EXERCISE DESCRIPTION: Copy the listing below in full and skip every picture.
* BEGIN DATA LISTING *
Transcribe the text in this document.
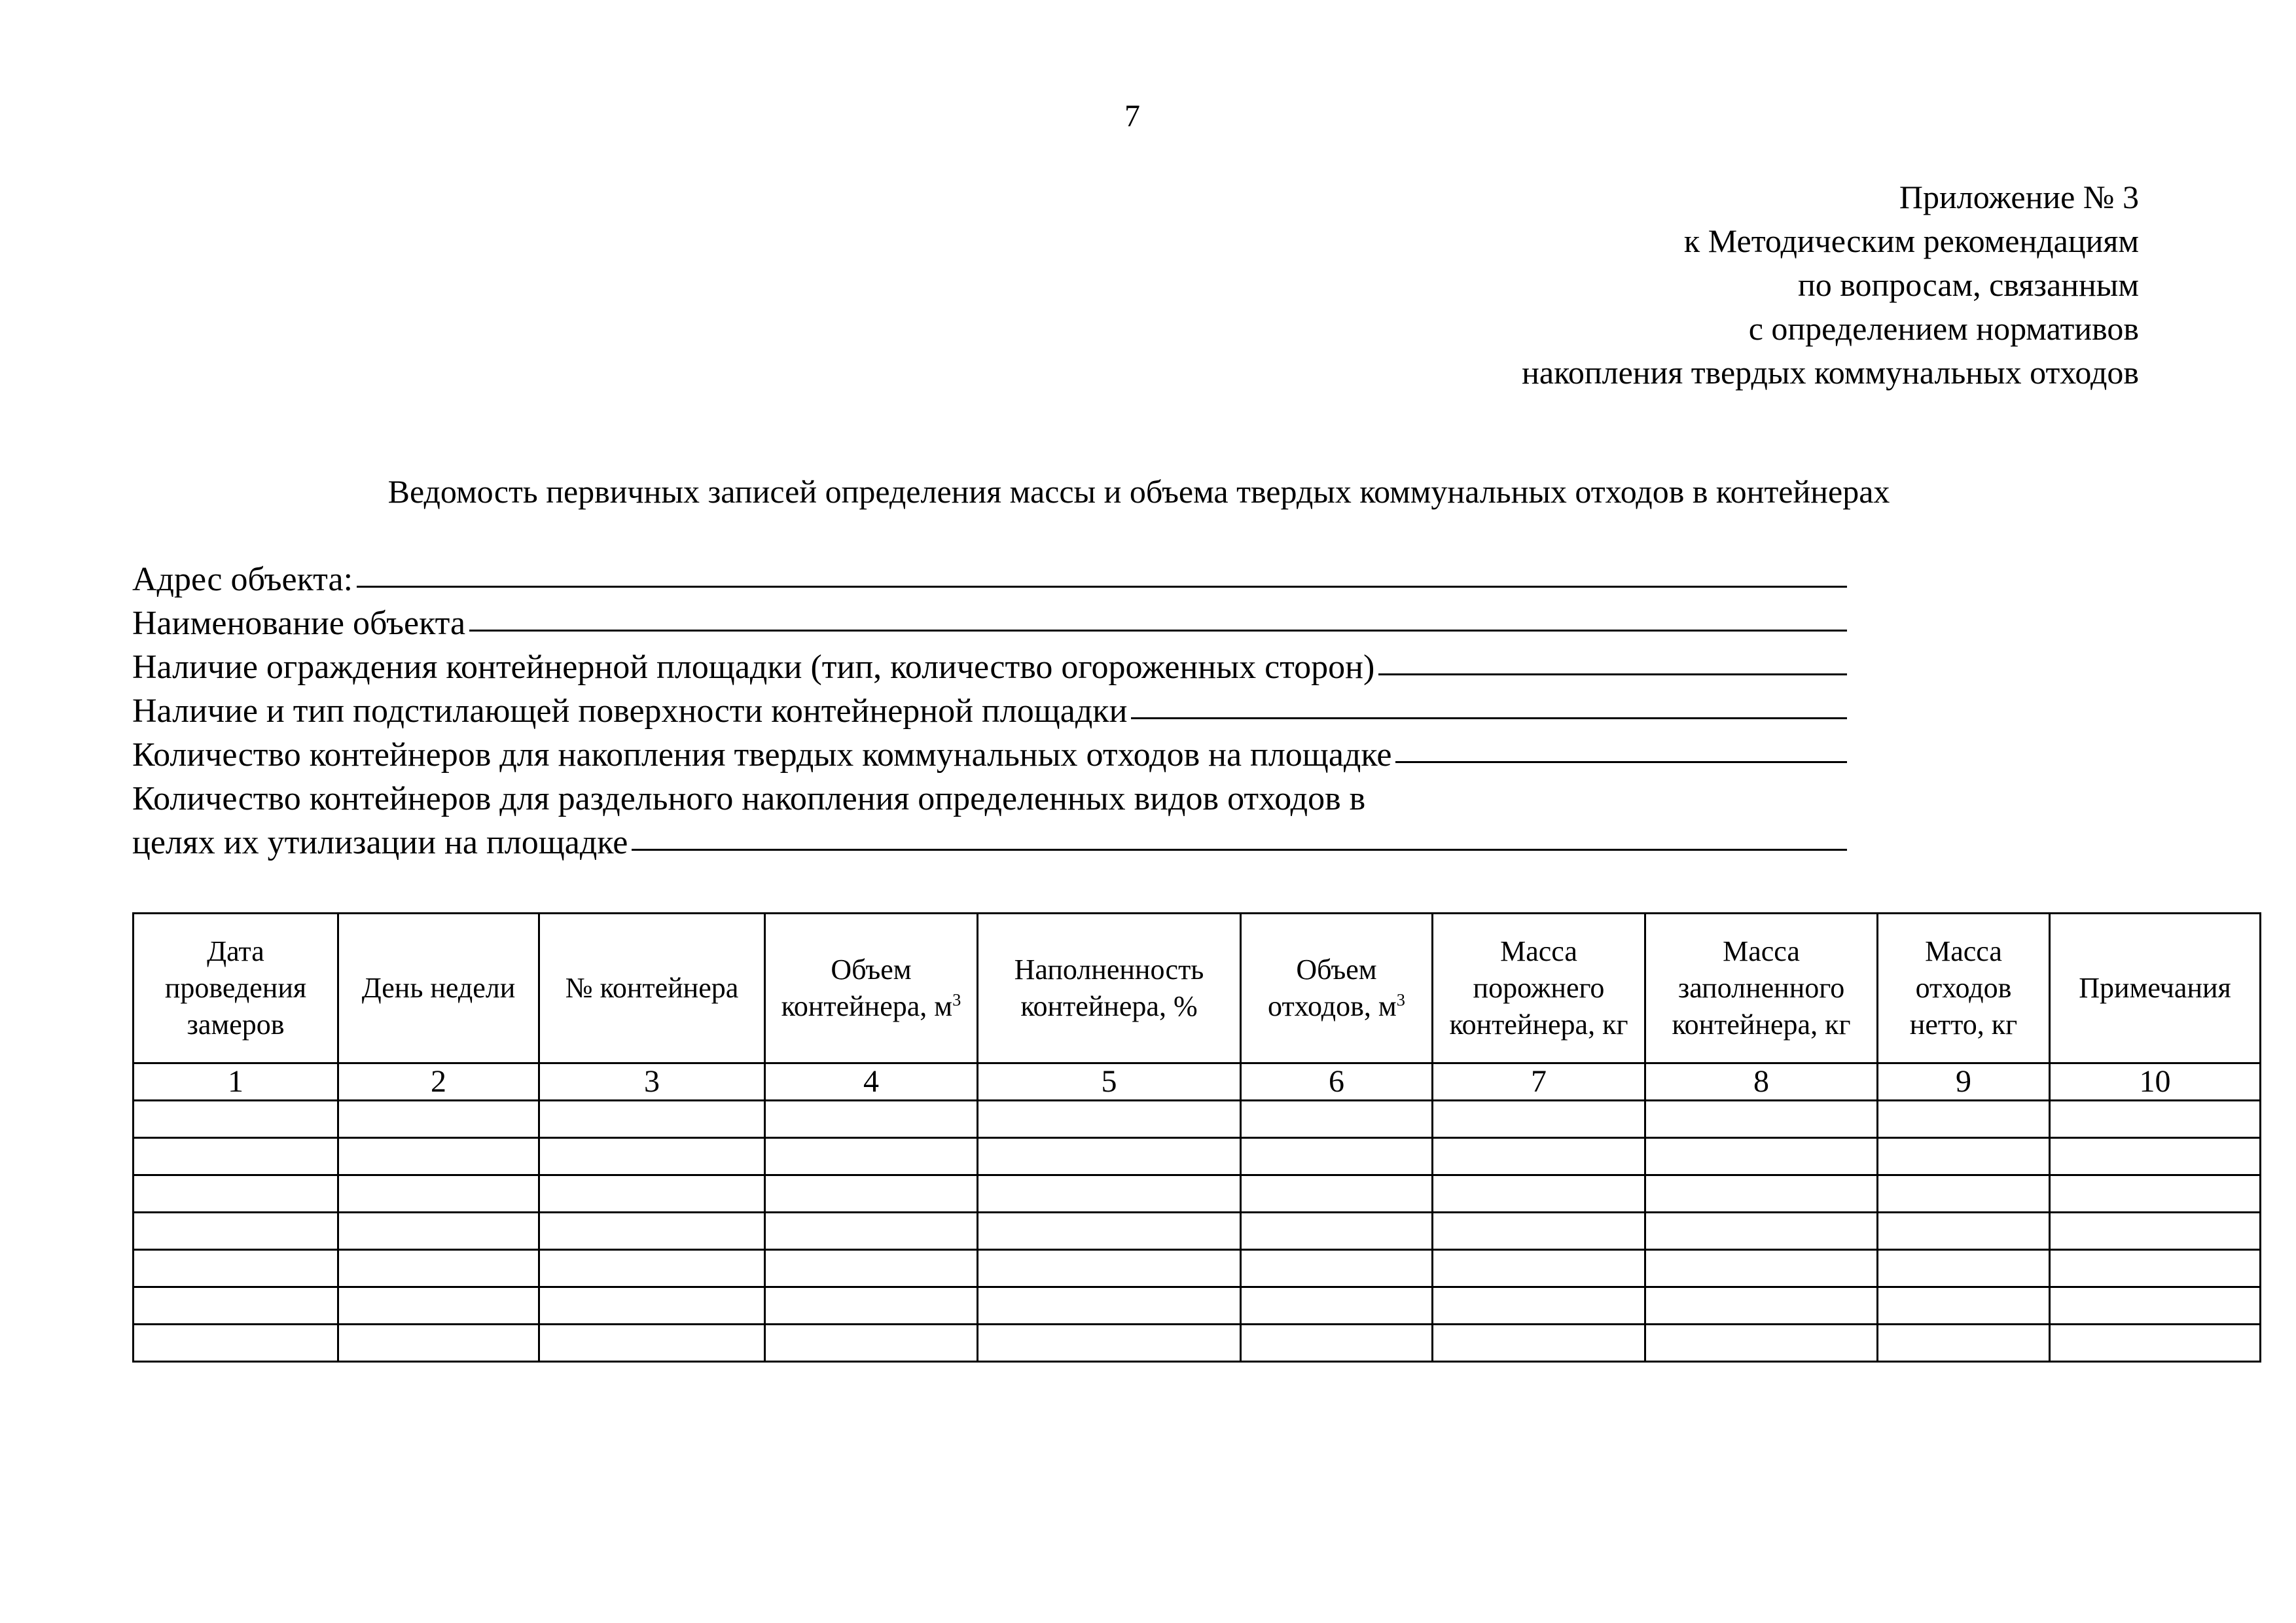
7
Приложение № 3
к Методическим рекомендациям
по вопросам, связанным
с определением нормативов
накопления твердых коммунальных отходов
Ведомость первичных записей определения массы и объема твердых коммунальных отходов в контейнерах
Адрес объекта:
Наименование объекта
Наличие ограждения контейнерной площадки (тип, количество огороженных сторон)
Наличие и тип подстилающей поверхности контейнерной площадки
Количество контейнеров для накопления твердых коммунальных отходов на площадке
Количество контейнеров для раздельного накопления определенных видов отходов в
целях их утилизации на площадке
Дата проведения замеров	День недели	№ контейнера	Объем контейнера, $м^3$	Наполненность контейнера, %	Объем отходов, $м^3$	Масса порожнего контейнера, кг	Масса заполненного контейнера, кг	Масса отходов нетто, кг	Примечания
1	2	3	4	5	6	7	8	9	10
* END DATA LISTING *
COMPLETE RESPONSE:
Transcribe the text in this document.
7
Приложение № 3
к Методическим рекомендациям
по вопросам, связанным
с определением нормативов
накопления твердых коммунальных отходов
Ведомость первичных записей определения массы и объема твердых коммунальных отходов в контейнерах
Адрес объекта:
Наименование объекта
Наличие ограждения контейнерной площадки (тип, количество огороженных сторон)
Наличие и тип подстилающей поверхности контейнерной площадки
Количество контейнеров для накопления твердых коммунальных отходов на площадке
Количество контейнеров для раздельного накопления определенных видов отходов в
целях их утилизации на площадке
Дата проведения замеров	День недели	№ контейнера	Объем контейнера, $м^3$	Наполненность контейнера, %	Объем отходов, $м^3$	Масса порожнего контейнера, кг	Масса заполненного контейнера, кг	Масса отходов нетто, кг	Примечания
1	2	3	4	5	6	7	8	9	10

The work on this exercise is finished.